====== EXTRACTED INFORMATION
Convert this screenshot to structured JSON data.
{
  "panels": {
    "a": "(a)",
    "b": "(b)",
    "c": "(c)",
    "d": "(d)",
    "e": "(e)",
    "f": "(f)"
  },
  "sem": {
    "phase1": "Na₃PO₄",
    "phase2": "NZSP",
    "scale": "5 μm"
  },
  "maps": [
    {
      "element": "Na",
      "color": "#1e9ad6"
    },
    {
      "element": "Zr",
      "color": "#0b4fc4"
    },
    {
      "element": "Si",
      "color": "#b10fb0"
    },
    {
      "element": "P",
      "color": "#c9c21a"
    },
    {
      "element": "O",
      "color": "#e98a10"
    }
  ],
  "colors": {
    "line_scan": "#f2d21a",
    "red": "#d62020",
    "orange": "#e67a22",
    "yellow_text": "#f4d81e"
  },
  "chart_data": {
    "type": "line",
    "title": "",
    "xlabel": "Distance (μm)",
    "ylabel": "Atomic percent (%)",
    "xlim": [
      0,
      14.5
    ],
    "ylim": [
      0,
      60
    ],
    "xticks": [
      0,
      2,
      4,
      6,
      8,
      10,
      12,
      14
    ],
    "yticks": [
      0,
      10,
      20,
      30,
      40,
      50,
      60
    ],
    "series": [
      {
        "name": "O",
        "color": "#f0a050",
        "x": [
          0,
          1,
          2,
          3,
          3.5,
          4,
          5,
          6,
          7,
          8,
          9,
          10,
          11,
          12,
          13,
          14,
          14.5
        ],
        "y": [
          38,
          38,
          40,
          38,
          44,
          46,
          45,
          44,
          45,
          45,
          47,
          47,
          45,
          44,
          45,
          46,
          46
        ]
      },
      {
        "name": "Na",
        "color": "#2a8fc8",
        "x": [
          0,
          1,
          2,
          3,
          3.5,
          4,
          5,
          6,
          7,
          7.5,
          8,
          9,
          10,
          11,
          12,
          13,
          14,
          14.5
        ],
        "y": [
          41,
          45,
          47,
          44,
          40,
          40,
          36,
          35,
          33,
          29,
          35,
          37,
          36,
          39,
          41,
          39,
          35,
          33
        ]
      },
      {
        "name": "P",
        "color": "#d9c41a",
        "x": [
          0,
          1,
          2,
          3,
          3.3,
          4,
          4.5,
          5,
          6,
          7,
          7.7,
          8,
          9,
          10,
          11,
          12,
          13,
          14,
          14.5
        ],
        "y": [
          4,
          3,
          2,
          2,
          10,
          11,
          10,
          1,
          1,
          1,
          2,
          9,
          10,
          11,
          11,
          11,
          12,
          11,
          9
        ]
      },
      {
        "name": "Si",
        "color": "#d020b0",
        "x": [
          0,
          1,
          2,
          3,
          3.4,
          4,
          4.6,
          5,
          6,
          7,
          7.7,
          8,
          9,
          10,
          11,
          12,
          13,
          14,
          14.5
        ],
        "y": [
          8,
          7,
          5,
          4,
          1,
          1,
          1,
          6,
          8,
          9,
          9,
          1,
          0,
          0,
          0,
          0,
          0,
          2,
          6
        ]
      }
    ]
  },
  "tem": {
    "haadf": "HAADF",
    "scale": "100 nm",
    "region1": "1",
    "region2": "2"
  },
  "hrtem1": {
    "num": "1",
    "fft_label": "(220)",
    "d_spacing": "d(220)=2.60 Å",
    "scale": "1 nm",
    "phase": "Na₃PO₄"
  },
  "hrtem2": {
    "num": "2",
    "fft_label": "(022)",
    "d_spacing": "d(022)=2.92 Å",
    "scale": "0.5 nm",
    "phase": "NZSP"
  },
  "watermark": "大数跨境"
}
============
====== EXTRACTED INFORMATION
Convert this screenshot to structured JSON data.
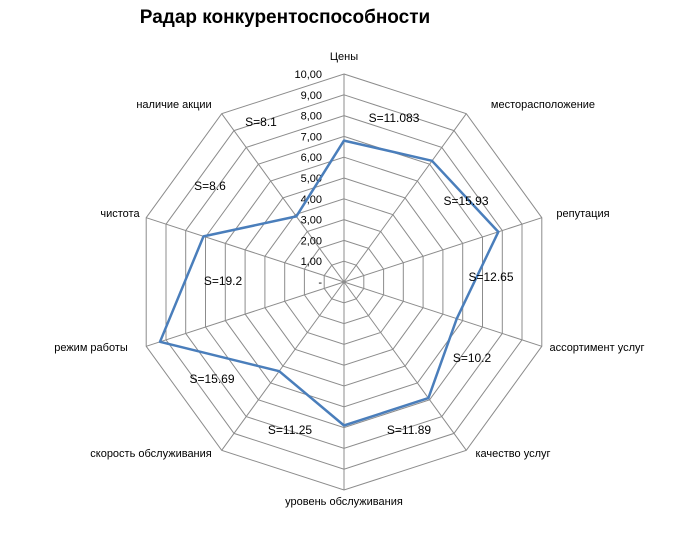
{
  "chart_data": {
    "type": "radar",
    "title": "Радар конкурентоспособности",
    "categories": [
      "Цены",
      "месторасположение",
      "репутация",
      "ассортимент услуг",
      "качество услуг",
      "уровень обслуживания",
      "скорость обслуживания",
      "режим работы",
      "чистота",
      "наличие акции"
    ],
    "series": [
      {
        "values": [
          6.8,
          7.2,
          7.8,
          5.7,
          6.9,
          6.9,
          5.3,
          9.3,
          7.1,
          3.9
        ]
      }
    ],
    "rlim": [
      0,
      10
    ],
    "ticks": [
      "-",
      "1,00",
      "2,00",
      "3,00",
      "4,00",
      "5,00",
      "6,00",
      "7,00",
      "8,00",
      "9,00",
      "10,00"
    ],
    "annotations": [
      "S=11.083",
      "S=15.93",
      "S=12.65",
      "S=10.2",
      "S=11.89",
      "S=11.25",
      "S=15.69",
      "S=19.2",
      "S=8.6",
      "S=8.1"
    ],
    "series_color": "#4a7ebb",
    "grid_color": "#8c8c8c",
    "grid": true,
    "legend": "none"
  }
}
============
## [AIM OF THE EXERCISE]
Find all the lines containing "title" in the material, then copy them.

## [REPLY TO THE TASK]
    "title": "",
    "title": "Радар конкурентоспособности",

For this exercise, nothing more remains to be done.